Objective
Without the pictures, output the records below word for word.

>> begin Dataset content

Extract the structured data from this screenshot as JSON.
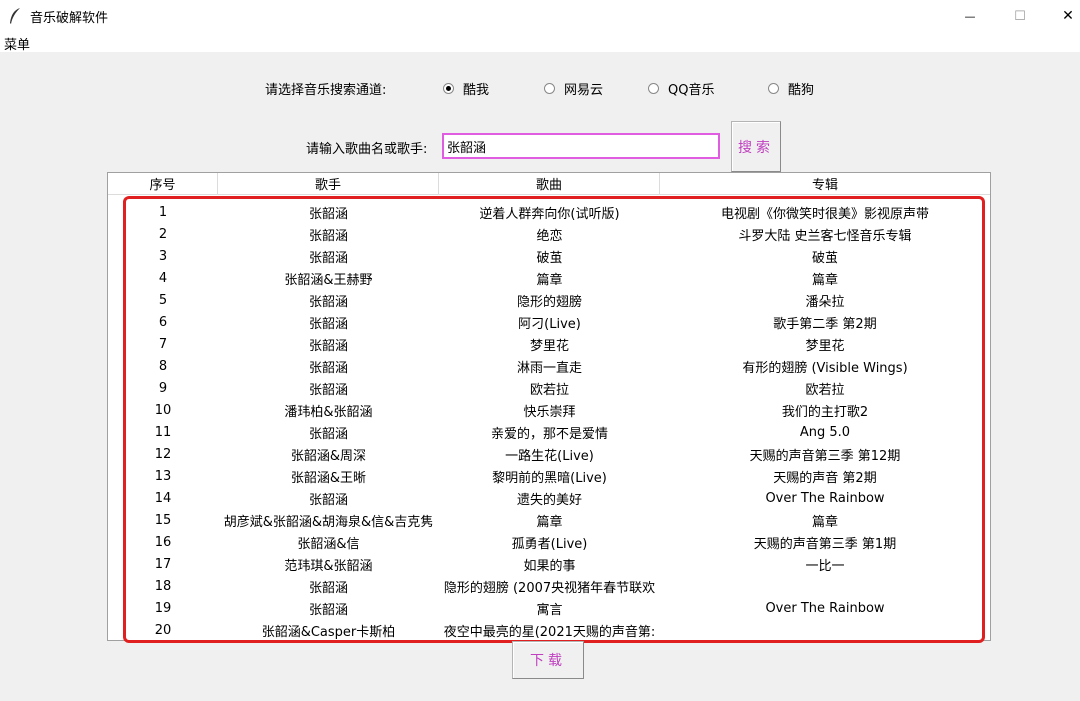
{
  "window": {
    "title": "音乐破解软件",
    "minimize_glyph": "—",
    "maximize_glyph": "☐",
    "close_glyph": "✕"
  },
  "menu": {
    "label": "菜单"
  },
  "channel": {
    "label": "请选择音乐搜索通道:",
    "options": [
      "酷我",
      "网易云",
      "QQ音乐",
      "酷狗"
    ],
    "selected": "酷我"
  },
  "search": {
    "label": "请输入歌曲名或歌手:",
    "value": "张韶涵",
    "button_label": "搜索"
  },
  "table": {
    "columns": [
      "序号",
      "歌手",
      "歌曲",
      "专辑"
    ],
    "rows": [
      [
        "1",
        "张韶涵",
        "逆着人群奔向你(试听版)",
        "电视剧《你微笑时很美》影视原声带"
      ],
      [
        "2",
        "张韶涵",
        "绝恋",
        "斗罗大陆 史兰客七怪音乐专辑"
      ],
      [
        "3",
        "张韶涵",
        "破茧",
        "破茧"
      ],
      [
        "4",
        "张韶涵&王赫野",
        "篇章",
        "篇章"
      ],
      [
        "5",
        "张韶涵",
        "隐形的翅膀",
        "潘朵拉"
      ],
      [
        "6",
        "张韶涵",
        "阿刁(Live)",
        "歌手第二季 第2期"
      ],
      [
        "7",
        "张韶涵",
        "梦里花",
        "梦里花"
      ],
      [
        "8",
        "张韶涵",
        "淋雨一直走",
        "有形的翅膀 (Visible Wings)"
      ],
      [
        "9",
        "张韶涵",
        "欧若拉",
        "欧若拉"
      ],
      [
        "10",
        "潘玮柏&张韶涵",
        "快乐崇拜",
        "我们的主打歌2"
      ],
      [
        "11",
        "张韶涵",
        "亲爱的，那不是爱情",
        "Ang 5.0"
      ],
      [
        "12",
        "张韶涵&周深",
        "一路生花(Live)",
        "天赐的声音第三季 第12期"
      ],
      [
        "13",
        "张韶涵&王晰",
        "黎明前的黑暗(Live)",
        "天赐的声音 第2期"
      ],
      [
        "14",
        "张韶涵",
        "遗失的美好",
        "Over The Rainbow"
      ],
      [
        "15",
        "胡彦斌&张韶涵&胡海泉&信&吉克隽",
        "篇章",
        "篇章"
      ],
      [
        "16",
        "张韶涵&信",
        "孤勇者(Live)",
        "天赐的声音第三季 第1期"
      ],
      [
        "17",
        "范玮琪&张韶涵",
        "如果的事",
        "一比一"
      ],
      [
        "18",
        "张韶涵",
        "隐形的翅膀 (2007央视猪年春节联欢",
        ""
      ],
      [
        "19",
        "张韶涵",
        "寓言",
        "Over The Rainbow"
      ],
      [
        "20",
        "张韶涵&Casper卡斯柏",
        "夜空中最亮的星(2021天赐的声音第:",
        ""
      ]
    ]
  },
  "download": {
    "button_label": "下载"
  },
  "colors": {
    "accent": "#c040c0",
    "input_border": "#e05ce0",
    "highlight": "#e02020"
  }
}
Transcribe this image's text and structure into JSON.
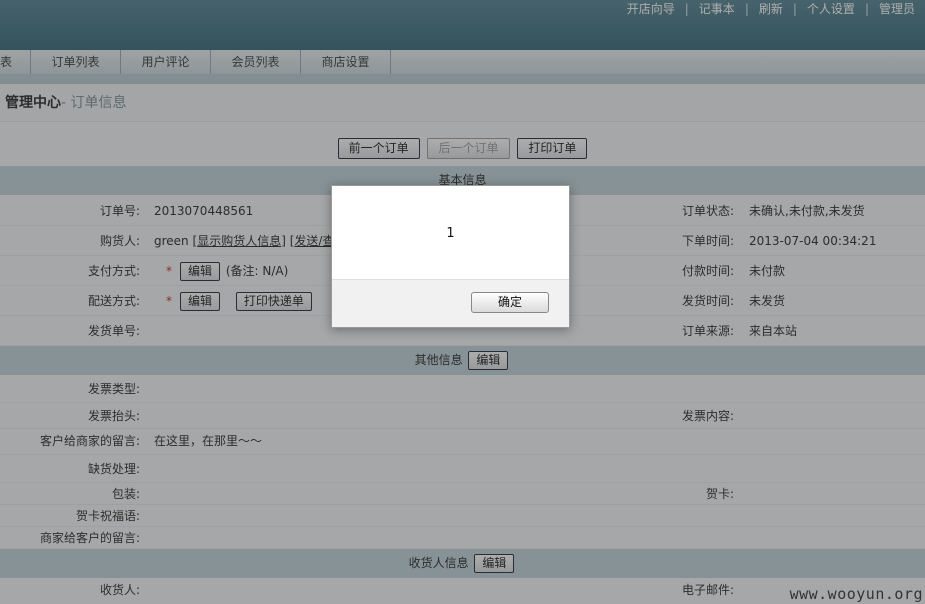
{
  "header": {
    "links": [
      "开店向导",
      "记事本",
      "刷新",
      "个人设置",
      "管理员"
    ],
    "separator": "|"
  },
  "nav": {
    "tabs": [
      "表",
      "订单列表",
      "用户评论",
      "会员列表",
      "商店设置"
    ]
  },
  "breadcrumb": {
    "main": "管理中心",
    "sub": "- 订单信息"
  },
  "actions": {
    "prev": "前一个订单",
    "next": "后一个订单",
    "print": "打印订单"
  },
  "basic": {
    "title": "基本信息",
    "order_no_label": "订单号:",
    "order_no": "2013070448561",
    "buyer_label": "购货人:",
    "buyer_name": "green",
    "bracket_open": "[",
    "bracket_close": "]",
    "show_buyer_link": "显示购货人信息",
    "send_link": "发送/查看留言",
    "pay_label": "支付方式:",
    "edit": "编辑",
    "pay_note": "(备注: N/A)",
    "ship_label": "配送方式:",
    "print_express": "打印快递单",
    "ship_no_label": "发货单号:",
    "status_label": "订单状态:",
    "status": "未确认,未付款,未发货",
    "order_time_label": "下单时间:",
    "order_time": "2013-07-04 00:34:21",
    "pay_time_label": "付款时间:",
    "pay_time": "未付款",
    "ship_time_label": "发货时间:",
    "ship_time": "未发货",
    "source_label": "订单来源:",
    "source": "来自本站"
  },
  "other": {
    "title": "其他信息",
    "edit": "编辑",
    "invoice_type_label": "发票类型:",
    "invoice_title_label": "发票抬头:",
    "invoice_content_label": "发票内容:",
    "customer_msg_label": "客户给商家的留言:",
    "customer_msg": "在这里，在那里～～",
    "stockout_label": "缺货处理:",
    "pack_label": "包装:",
    "card_label": "贺卡:",
    "card_msg_label": "贺卡祝福语:",
    "merchant_msg_label": "商家给客户的留言:"
  },
  "consignee": {
    "title": "收货人信息",
    "edit": "编辑",
    "name_label": "收货人:",
    "email_label": "电子邮件:"
  },
  "dialog": {
    "message": "1",
    "ok": "确定"
  },
  "watermark": "www.wooyun.org"
}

>> end Dataset content

The answer
Extract the structured data from this screenshot as JSON.
{
  "window": {
    "title": "音乐破解软件",
    "minimize_glyph": "—",
    "maximize_glyph": "☐",
    "close_glyph": "✕"
  },
  "menu": {
    "label": "菜单"
  },
  "channel": {
    "label": "请选择音乐搜索通道:",
    "options": [
      "酷我",
      "网易云",
      "QQ音乐",
      "酷狗"
    ],
    "selected": "酷我"
  },
  "search": {
    "label": "请输入歌曲名或歌手:",
    "value": "张韶涵",
    "button_label": "搜索"
  },
  "table": {
    "columns": [
      "序号",
      "歌手",
      "歌曲",
      "专辑"
    ],
    "rows": [
      [
        "1",
        "张韶涵",
        "逆着人群奔向你(试听版)",
        "电视剧《你微笑时很美》影视原声带"
      ],
      [
        "2",
        "张韶涵",
        "绝恋",
        "斗罗大陆 史兰客七怪音乐专辑"
      ],
      [
        "3",
        "张韶涵",
        "破茧",
        "破茧"
      ],
      [
        "4",
        "张韶涵&王赫野",
        "篇章",
        "篇章"
      ],
      [
        "5",
        "张韶涵",
        "隐形的翅膀",
        "潘朵拉"
      ],
      [
        "6",
        "张韶涵",
        "阿刁(Live)",
        "歌手第二季 第2期"
      ],
      [
        "7",
        "张韶涵",
        "梦里花",
        "梦里花"
      ],
      [
        "8",
        "张韶涵",
        "淋雨一直走",
        "有形的翅膀 (Visible Wings)"
      ],
      [
        "9",
        "张韶涵",
        "欧若拉",
        "欧若拉"
      ],
      [
        "10",
        "潘玮柏&张韶涵",
        "快乐崇拜",
        "我们的主打歌2"
      ],
      [
        "11",
        "张韶涵",
        "亲爱的，那不是爱情",
        "Ang 5.0"
      ],
      [
        "12",
        "张韶涵&周深",
        "一路生花(Live)",
        "天赐的声音第三季 第12期"
      ],
      [
        "13",
        "张韶涵&王晰",
        "黎明前的黑暗(Live)",
        "天赐的声音 第2期"
      ],
      [
        "14",
        "张韶涵",
        "遗失的美好",
        "Over The Rainbow"
      ],
      [
        "15",
        "胡彦斌&张韶涵&胡海泉&信&吉克隽",
        "篇章",
        "篇章"
      ],
      [
        "16",
        "张韶涵&信",
        "孤勇者(Live)",
        "天赐的声音第三季 第1期"
      ],
      [
        "17",
        "范玮琪&张韶涵",
        "如果的事",
        "一比一"
      ],
      [
        "18",
        "张韶涵",
        "隐形的翅膀 (2007央视猪年春节联欢",
        ""
      ],
      [
        "19",
        "张韶涵",
        "寓言",
        "Over The Rainbow"
      ],
      [
        "20",
        "张韶涵&Casper卡斯柏",
        "夜空中最亮的星(2021天赐的声音第:",
        ""
      ]
    ]
  },
  "download": {
    "button_label": "下载"
  },
  "colors": {
    "accent": "#c040c0",
    "input_border": "#e05ce0",
    "highlight": "#e02020"
  }
}
Transcribe this image's text and structure into JSON.
{
  "header": {
    "links": [
      "开店向导",
      "记事本",
      "刷新",
      "个人设置",
      "管理员"
    ],
    "separator": "|"
  },
  "nav": {
    "tabs": [
      "表",
      "订单列表",
      "用户评论",
      "会员列表",
      "商店设置"
    ]
  },
  "breadcrumb": {
    "main": "管理中心",
    "sub": "- 订单信息"
  },
  "actions": {
    "prev": "前一个订单",
    "next": "后一个订单",
    "print": "打印订单"
  },
  "basic": {
    "title": "基本信息",
    "order_no_label": "订单号:",
    "order_no": "2013070448561",
    "buyer_label": "购货人:",
    "buyer_name": "green",
    "bracket_open": "[",
    "bracket_close": "]",
    "show_buyer_link": "显示购货人信息",
    "send_link": "发送/查看留言",
    "pay_label": "支付方式:",
    "edit": "编辑",
    "pay_note": "(备注: N/A)",
    "ship_label": "配送方式:",
    "print_express": "打印快递单",
    "ship_no_label": "发货单号:",
    "status_label": "订单状态:",
    "status": "未确认,未付款,未发货",
    "order_time_label": "下单时间:",
    "order_time": "2013-07-04 00:34:21",
    "pay_time_label": "付款时间:",
    "pay_time": "未付款",
    "ship_time_label": "发货时间:",
    "ship_time": "未发货",
    "source_label": "订单来源:",
    "source": "来自本站"
  },
  "other": {
    "title": "其他信息",
    "edit": "编辑",
    "invoice_type_label": "发票类型:",
    "invoice_title_label": "发票抬头:",
    "invoice_content_label": "发票内容:",
    "customer_msg_label": "客户给商家的留言:",
    "customer_msg": "在这里，在那里～～",
    "stockout_label": "缺货处理:",
    "pack_label": "包装:",
    "card_label": "贺卡:",
    "card_msg_label": "贺卡祝福语:",
    "merchant_msg_label": "商家给客户的留言:"
  },
  "consignee": {
    "title": "收货人信息",
    "edit": "编辑",
    "name_label": "收货人:",
    "email_label": "电子邮件:"
  },
  "dialog": {
    "message": "1",
    "ok": "确定"
  },
  "watermark": "www.wooyun.org"
}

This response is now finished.